Reproduce the data below in full, switching every "interactable" to "clickable" and leaving everything else unchanged.
## Begin
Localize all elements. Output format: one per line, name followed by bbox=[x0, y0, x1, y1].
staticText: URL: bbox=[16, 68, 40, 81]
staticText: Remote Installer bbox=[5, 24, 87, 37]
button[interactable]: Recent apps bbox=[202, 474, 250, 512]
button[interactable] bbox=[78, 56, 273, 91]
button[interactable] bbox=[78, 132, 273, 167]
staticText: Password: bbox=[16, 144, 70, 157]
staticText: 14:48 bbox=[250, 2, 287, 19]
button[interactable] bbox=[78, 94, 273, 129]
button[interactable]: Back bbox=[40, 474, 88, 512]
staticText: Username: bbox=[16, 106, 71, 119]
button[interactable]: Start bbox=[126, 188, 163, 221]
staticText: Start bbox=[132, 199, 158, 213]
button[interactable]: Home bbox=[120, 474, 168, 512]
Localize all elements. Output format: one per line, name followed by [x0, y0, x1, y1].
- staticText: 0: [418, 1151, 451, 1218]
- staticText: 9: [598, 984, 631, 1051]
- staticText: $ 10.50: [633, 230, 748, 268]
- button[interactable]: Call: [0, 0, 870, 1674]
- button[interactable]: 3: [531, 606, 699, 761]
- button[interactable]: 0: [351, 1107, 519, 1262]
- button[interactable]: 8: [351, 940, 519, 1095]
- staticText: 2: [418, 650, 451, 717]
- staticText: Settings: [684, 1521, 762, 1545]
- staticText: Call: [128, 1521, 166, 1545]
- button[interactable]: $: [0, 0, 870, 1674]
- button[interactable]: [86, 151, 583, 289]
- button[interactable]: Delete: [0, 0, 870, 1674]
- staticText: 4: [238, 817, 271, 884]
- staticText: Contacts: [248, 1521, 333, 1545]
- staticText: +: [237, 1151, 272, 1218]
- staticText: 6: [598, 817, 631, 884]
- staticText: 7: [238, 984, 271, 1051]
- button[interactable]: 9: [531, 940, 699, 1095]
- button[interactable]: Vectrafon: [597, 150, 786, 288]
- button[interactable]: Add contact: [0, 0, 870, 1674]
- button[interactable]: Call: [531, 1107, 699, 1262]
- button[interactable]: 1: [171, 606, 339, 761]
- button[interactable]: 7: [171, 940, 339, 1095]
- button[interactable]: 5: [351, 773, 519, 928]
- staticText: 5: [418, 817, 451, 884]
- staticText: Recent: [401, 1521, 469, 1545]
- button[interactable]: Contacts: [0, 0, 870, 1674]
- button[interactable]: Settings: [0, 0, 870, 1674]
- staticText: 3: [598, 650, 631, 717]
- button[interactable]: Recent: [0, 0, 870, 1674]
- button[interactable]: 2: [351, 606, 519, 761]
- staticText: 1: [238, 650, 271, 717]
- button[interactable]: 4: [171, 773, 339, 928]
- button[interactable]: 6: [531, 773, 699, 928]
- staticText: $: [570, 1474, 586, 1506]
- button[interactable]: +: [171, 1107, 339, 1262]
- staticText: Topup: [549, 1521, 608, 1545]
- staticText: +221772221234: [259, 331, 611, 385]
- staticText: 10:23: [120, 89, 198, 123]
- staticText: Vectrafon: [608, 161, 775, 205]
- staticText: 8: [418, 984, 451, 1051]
## End
SOLVED PROBLEM:
Localize all elements. Output format: one per line, name followed by bbox=[x0, y0, x1, y1].
staticText: URL: bbox=[16, 68, 40, 81]
staticText: Remote Installer bbox=[5, 24, 87, 37]
button[clickable]: Recent apps bbox=[202, 474, 250, 512]
button[clickable] bbox=[78, 56, 273, 91]
button[clickable] bbox=[78, 132, 273, 167]
staticText: Password: bbox=[16, 144, 70, 157]
staticText: 14:48 bbox=[250, 2, 287, 19]
button[clickable] bbox=[78, 94, 273, 129]
button[clickable]: Back bbox=[40, 474, 88, 512]
staticText: Username: bbox=[16, 106, 71, 119]
button[clickable]: Start bbox=[126, 188, 163, 221]
staticText: Start bbox=[132, 199, 158, 213]
button[clickable]: Home bbox=[120, 474, 168, 512]
Localize all elements. Output format: one per line, name followed by [x0, y0, x1, y1].
- staticText: 0: [418, 1151, 451, 1218]
- staticText: 9: [598, 984, 631, 1051]
- staticText: $ 10.50: [633, 230, 748, 268]
- button[clickable]: Call: [0, 0, 870, 1674]
- button[clickable]: 3: [531, 606, 699, 761]
- button[clickable]: 0: [351, 1107, 519, 1262]
- button[clickable]: 8: [351, 940, 519, 1095]
- staticText: 2: [418, 650, 451, 717]
- staticText: Settings: [684, 1521, 762, 1545]
- staticText: Call: [128, 1521, 166, 1545]
- button[clickable]: $: [0, 0, 870, 1674]
- button[clickable]: [86, 151, 583, 289]
- button[clickable]: Delete: [0, 0, 870, 1674]
- staticText: 4: [238, 817, 271, 884]
- staticText: Contacts: [248, 1521, 333, 1545]
- staticText: +: [237, 1151, 272, 1218]
- staticText: 6: [598, 817, 631, 884]
- staticText: 7: [238, 984, 271, 1051]
- button[clickable]: 9: [531, 940, 699, 1095]
- button[clickable]: Vectrafon: [597, 150, 786, 288]
- button[clickable]: Add contact: [0, 0, 870, 1674]
- button[clickable]: Call: [531, 1107, 699, 1262]
- button[clickable]: 1: [171, 606, 339, 761]
- button[clickable]: 7: [171, 940, 339, 1095]
- button[clickable]: 5: [351, 773, 519, 928]
- staticText: 5: [418, 817, 451, 884]
- staticText: Recent: [401, 1521, 469, 1545]
- button[clickable]: Contacts: [0, 0, 870, 1674]
- button[clickable]: Settings: [0, 0, 870, 1674]
- staticText: 3: [598, 650, 631, 717]
- button[clickable]: Recent: [0, 0, 870, 1674]
- button[clickable]: 2: [351, 606, 519, 761]
- staticText: 1: [238, 650, 271, 717]
- button[clickable]: 4: [171, 773, 339, 928]
- button[clickable]: 6: [531, 773, 699, 928]
- staticText: $: [570, 1474, 586, 1506]
- button[clickable]: +: [171, 1107, 339, 1262]
- staticText: Topup: [549, 1521, 608, 1545]
- staticText: +221772221234: [259, 331, 611, 385]
- staticText: 10:23: [120, 89, 198, 123]
- staticText: Vectrafon: [608, 161, 775, 205]
- staticText: 8: [418, 984, 451, 1051]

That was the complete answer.